» **YOUR GOAL**:
Make an exact copy of the records, with the pictures left out.

(Extracted data entries)

====

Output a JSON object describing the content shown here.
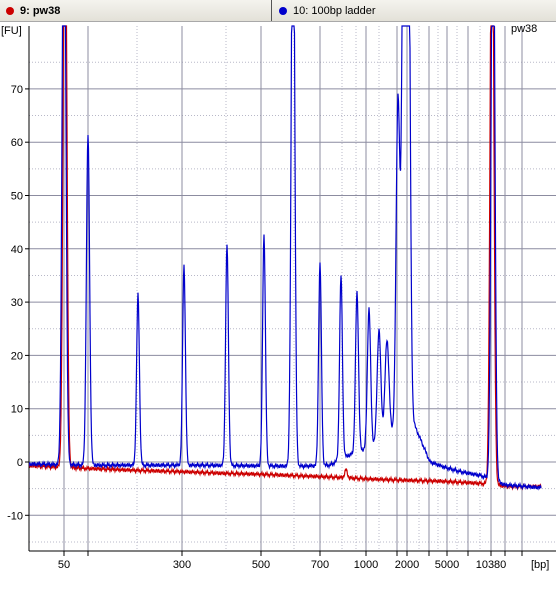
{
  "tabs": [
    {
      "label": "9: pw38",
      "color": "#cc0000"
    },
    {
      "label": "10: 100bp ladder",
      "color": "#0000cc"
    }
  ],
  "chart_data": {
    "type": "line",
    "title": "",
    "sample_label": "pw38",
    "ylabel": "[FU]",
    "xlabel": "[bp]",
    "ylim": [
      -17,
      80
    ],
    "y_ticks": [
      -10,
      0,
      10,
      20,
      30,
      40,
      50,
      60,
      70
    ],
    "x_tick_labels": [
      "50",
      "300",
      "500",
      "700",
      "1000",
      "2000",
      "5000",
      "10380"
    ],
    "grid": true,
    "series": [
      {
        "name": "9: pw38",
        "color": "#cc0000",
        "baseline": [
          [
            0,
            -0.4
          ],
          [
            40,
            -0.8
          ],
          [
            60,
            -1.0
          ],
          [
            100,
            -1.3
          ],
          [
            140,
            -1.6
          ],
          [
            180,
            -1.8
          ],
          [
            220,
            -2.1
          ],
          [
            260,
            -2.3
          ],
          [
            300,
            -2.6
          ],
          [
            330,
            -2.8
          ],
          [
            370,
            -3.2
          ],
          [
            400,
            -3.4
          ],
          [
            440,
            -3.6
          ],
          [
            480,
            -4.0
          ],
          [
            510,
            -4.6
          ]
        ],
        "peaks": [
          [
            65.0,
            120,
            1.8
          ],
          [
            346.0,
            1.5,
            1.3
          ],
          [
            492.0,
            120,
            1.8
          ]
        ]
      },
      {
        "name": "10: 100bp ladder",
        "color": "#0000cc",
        "baseline": [
          [
            0,
            -0.4
          ],
          [
            40,
            -0.4
          ],
          [
            60,
            -0.5
          ],
          [
            100,
            -0.6
          ],
          [
            200,
            -0.6
          ],
          [
            300,
            -0.8
          ],
          [
            330,
            -0.6
          ],
          [
            345,
            1.0
          ],
          [
            360,
            2.0
          ],
          [
            380,
            4.0
          ],
          [
            400,
            6.5
          ],
          [
            412,
            8.0
          ],
          [
            420,
            4.5
          ],
          [
            430,
            0.0
          ],
          [
            445,
            -1.0
          ],
          [
            460,
            -1.8
          ],
          [
            480,
            -2.5
          ],
          [
            495,
            -3.5
          ],
          [
            505,
            -4.3
          ],
          [
            540,
            -4.8
          ]
        ],
        "peaks": [
          [
            64.0,
            120,
            1.8
          ],
          [
            88.0,
            62,
            1.6
          ],
          [
            138.0,
            32,
            1.4
          ],
          [
            184.0,
            37.5,
            1.4
          ],
          [
            227.0,
            41.5,
            1.4
          ],
          [
            264.0,
            43.5,
            1.4
          ],
          [
            293.0,
            120,
            1.7
          ],
          [
            320.0,
            38,
            1.4
          ],
          [
            341.0,
            34.5,
            1.4
          ],
          [
            357.0,
            30,
            1.5
          ],
          [
            369.0,
            26,
            1.6
          ],
          [
            379.0,
            21,
            1.8
          ],
          [
            387.0,
            18,
            2.0
          ],
          [
            398.0,
            62,
            1.9
          ],
          [
            404.0,
            120,
            1.9
          ],
          [
            408.0,
            120,
            1.9
          ],
          [
            493.0,
            120,
            1.8
          ]
        ]
      }
    ]
  }
}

====

» **COMPLETED EXERCISE**:
Output a JSON object describing the content shown here.
{
  "tabs": [
    {
      "label": "9: pw38",
      "color": "#cc0000"
    },
    {
      "label": "10: 100bp ladder",
      "color": "#0000cc"
    }
  ],
  "chart_data": {
    "type": "line",
    "title": "",
    "sample_label": "pw38",
    "ylabel": "[FU]",
    "xlabel": "[bp]",
    "ylim": [
      -17,
      80
    ],
    "y_ticks": [
      -10,
      0,
      10,
      20,
      30,
      40,
      50,
      60,
      70
    ],
    "x_tick_labels": [
      "50",
      "300",
      "500",
      "700",
      "1000",
      "2000",
      "5000",
      "10380"
    ],
    "grid": true,
    "series": [
      {
        "name": "9: pw38",
        "color": "#cc0000",
        "baseline": [
          [
            0,
            -0.4
          ],
          [
            40,
            -0.8
          ],
          [
            60,
            -1.0
          ],
          [
            100,
            -1.3
          ],
          [
            140,
            -1.6
          ],
          [
            180,
            -1.8
          ],
          [
            220,
            -2.1
          ],
          [
            260,
            -2.3
          ],
          [
            300,
            -2.6
          ],
          [
            330,
            -2.8
          ],
          [
            370,
            -3.2
          ],
          [
            400,
            -3.4
          ],
          [
            440,
            -3.6
          ],
          [
            480,
            -4.0
          ],
          [
            510,
            -4.6
          ]
        ],
        "peaks": [
          [
            65.0,
            120,
            1.8
          ],
          [
            346.0,
            1.5,
            1.3
          ],
          [
            492.0,
            120,
            1.8
          ]
        ]
      },
      {
        "name": "10: 100bp ladder",
        "color": "#0000cc",
        "baseline": [
          [
            0,
            -0.4
          ],
          [
            40,
            -0.4
          ],
          [
            60,
            -0.5
          ],
          [
            100,
            -0.6
          ],
          [
            200,
            -0.6
          ],
          [
            300,
            -0.8
          ],
          [
            330,
            -0.6
          ],
          [
            345,
            1.0
          ],
          [
            360,
            2.0
          ],
          [
            380,
            4.0
          ],
          [
            400,
            6.5
          ],
          [
            412,
            8.0
          ],
          [
            420,
            4.5
          ],
          [
            430,
            0.0
          ],
          [
            445,
            -1.0
          ],
          [
            460,
            -1.8
          ],
          [
            480,
            -2.5
          ],
          [
            495,
            -3.5
          ],
          [
            505,
            -4.3
          ],
          [
            540,
            -4.8
          ]
        ],
        "peaks": [
          [
            64.0,
            120,
            1.8
          ],
          [
            88.0,
            62,
            1.6
          ],
          [
            138.0,
            32,
            1.4
          ],
          [
            184.0,
            37.5,
            1.4
          ],
          [
            227.0,
            41.5,
            1.4
          ],
          [
            264.0,
            43.5,
            1.4
          ],
          [
            293.0,
            120,
            1.7
          ],
          [
            320.0,
            38,
            1.4
          ],
          [
            341.0,
            34.5,
            1.4
          ],
          [
            357.0,
            30,
            1.5
          ],
          [
            369.0,
            26,
            1.6
          ],
          [
            379.0,
            21,
            1.8
          ],
          [
            387.0,
            18,
            2.0
          ],
          [
            398.0,
            62,
            1.9
          ],
          [
            404.0,
            120,
            1.9
          ],
          [
            408.0,
            120,
            1.9
          ],
          [
            493.0,
            120,
            1.8
          ]
        ]
      }
    ]
  }
}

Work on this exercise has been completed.